▸ **DATA EXCERPTS**
*-*-*

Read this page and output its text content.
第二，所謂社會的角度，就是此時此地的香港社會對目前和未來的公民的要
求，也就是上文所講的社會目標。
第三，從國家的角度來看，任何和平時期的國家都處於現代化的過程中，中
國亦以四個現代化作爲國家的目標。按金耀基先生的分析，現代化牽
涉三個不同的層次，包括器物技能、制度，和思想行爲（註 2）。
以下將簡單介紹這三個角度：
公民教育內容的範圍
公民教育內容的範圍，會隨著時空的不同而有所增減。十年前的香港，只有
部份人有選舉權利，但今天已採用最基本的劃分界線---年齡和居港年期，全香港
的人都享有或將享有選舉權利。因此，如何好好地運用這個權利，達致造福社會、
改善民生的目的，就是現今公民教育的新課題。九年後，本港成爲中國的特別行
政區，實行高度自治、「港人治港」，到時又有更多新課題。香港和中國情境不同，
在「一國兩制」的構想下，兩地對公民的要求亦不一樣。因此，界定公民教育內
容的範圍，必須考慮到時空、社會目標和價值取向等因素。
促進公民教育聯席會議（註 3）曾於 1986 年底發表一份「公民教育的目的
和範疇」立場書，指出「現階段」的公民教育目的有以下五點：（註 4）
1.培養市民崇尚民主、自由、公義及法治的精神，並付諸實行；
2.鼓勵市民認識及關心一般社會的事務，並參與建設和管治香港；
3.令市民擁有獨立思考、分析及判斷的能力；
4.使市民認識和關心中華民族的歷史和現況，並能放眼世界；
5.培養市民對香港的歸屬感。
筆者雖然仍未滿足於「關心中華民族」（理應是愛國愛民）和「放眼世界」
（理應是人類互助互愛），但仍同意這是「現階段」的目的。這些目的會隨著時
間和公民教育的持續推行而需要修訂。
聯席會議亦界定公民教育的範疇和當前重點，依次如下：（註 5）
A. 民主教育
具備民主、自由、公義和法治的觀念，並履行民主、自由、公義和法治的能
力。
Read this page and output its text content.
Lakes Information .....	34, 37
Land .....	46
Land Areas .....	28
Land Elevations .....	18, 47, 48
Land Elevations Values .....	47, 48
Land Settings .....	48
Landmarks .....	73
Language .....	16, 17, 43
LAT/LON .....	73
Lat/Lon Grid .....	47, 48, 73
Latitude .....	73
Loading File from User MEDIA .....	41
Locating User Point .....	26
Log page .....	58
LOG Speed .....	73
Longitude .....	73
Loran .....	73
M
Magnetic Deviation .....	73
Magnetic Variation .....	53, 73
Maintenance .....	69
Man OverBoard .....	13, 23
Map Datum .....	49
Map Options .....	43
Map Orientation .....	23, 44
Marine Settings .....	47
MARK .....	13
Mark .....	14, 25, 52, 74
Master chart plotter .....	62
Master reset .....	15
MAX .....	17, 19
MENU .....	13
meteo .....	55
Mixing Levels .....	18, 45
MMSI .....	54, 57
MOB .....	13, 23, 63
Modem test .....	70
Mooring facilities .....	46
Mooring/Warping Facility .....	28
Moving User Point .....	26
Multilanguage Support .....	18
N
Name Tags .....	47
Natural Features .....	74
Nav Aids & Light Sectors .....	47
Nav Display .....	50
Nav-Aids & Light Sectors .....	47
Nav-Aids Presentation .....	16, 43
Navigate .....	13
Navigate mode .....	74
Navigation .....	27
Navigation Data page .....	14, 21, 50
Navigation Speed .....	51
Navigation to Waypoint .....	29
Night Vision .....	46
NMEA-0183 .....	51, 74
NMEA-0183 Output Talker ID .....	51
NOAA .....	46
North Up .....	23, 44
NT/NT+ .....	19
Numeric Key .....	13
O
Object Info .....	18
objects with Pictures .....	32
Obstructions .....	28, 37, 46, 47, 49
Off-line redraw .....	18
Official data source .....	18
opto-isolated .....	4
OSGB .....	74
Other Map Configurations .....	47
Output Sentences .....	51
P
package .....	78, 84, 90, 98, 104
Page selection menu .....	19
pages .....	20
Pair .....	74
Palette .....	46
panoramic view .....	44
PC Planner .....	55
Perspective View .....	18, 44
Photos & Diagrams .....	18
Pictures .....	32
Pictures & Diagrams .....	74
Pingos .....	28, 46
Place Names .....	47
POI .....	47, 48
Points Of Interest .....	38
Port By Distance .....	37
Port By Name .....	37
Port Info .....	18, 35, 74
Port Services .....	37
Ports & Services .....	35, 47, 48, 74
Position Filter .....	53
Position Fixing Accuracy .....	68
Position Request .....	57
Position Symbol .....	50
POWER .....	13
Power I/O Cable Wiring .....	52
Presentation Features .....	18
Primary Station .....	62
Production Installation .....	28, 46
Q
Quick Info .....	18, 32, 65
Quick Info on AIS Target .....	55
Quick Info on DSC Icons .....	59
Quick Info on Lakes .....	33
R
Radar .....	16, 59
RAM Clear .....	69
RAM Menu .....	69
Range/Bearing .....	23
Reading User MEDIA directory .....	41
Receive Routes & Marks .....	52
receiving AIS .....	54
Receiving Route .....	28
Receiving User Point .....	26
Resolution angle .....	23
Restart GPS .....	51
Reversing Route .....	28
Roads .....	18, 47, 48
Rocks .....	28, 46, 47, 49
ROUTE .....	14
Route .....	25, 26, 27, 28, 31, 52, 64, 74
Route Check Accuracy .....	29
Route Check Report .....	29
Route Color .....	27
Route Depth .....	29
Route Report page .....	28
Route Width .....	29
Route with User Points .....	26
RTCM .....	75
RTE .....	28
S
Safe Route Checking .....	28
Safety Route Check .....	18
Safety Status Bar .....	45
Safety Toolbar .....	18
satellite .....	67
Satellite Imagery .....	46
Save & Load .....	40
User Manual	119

*-*-*

▸ **DIRECTIVE**
From the data above, gather every line that includes the word "Magnetic".

▸ **FINAL ANSWER**
Magnetic Deviation .....	73
Magnetic Variation .....	53, 73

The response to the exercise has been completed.